Stated exercise: Copy the line with "Read out every word on this page." and all lines following it through the last line of the entries, exactly as written.

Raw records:
^^^^^^^^^^^^^^^^

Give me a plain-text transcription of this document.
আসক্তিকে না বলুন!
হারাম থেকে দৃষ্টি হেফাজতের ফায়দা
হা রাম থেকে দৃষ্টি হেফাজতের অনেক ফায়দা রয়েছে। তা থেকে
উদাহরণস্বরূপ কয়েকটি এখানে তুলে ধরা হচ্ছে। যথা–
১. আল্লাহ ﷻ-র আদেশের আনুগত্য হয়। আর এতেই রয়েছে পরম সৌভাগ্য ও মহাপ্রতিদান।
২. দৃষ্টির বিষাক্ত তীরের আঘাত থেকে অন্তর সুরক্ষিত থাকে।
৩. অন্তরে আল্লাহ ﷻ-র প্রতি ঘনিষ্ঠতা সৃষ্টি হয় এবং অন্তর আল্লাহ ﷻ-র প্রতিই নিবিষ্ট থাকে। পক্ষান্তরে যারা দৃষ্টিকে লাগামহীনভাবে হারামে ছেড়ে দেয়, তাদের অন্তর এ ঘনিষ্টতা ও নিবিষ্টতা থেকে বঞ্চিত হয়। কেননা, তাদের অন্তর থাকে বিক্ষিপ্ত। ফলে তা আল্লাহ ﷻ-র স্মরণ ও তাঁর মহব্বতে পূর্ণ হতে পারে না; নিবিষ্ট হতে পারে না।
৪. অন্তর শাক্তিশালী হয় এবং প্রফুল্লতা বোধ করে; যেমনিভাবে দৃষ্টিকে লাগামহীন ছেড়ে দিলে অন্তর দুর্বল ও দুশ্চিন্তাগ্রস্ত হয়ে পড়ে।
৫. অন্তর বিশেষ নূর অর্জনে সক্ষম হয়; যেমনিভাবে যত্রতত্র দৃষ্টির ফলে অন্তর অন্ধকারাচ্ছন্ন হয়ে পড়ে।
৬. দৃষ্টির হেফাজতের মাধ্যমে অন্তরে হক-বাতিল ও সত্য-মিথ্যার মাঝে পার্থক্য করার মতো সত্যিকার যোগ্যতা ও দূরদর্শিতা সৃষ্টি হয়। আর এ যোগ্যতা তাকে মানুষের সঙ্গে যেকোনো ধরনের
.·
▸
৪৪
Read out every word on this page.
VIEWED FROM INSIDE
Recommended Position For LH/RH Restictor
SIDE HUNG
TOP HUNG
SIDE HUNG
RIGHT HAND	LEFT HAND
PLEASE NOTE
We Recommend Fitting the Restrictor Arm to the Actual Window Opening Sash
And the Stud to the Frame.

^^^^^^^^^^^^^^^^

Output of the task:
Read out every word on this page.
VIEWED FROM INSIDE
Recommended Position For LH/RH Restictor
SIDE HUNG
TOP HUNG
SIDE HUNG
RIGHT HAND	LEFT HAND
PLEASE NOTE
We Recommend Fitting the Restrictor Arm to the Actual Window Opening Sash
And the Stud to the Frame.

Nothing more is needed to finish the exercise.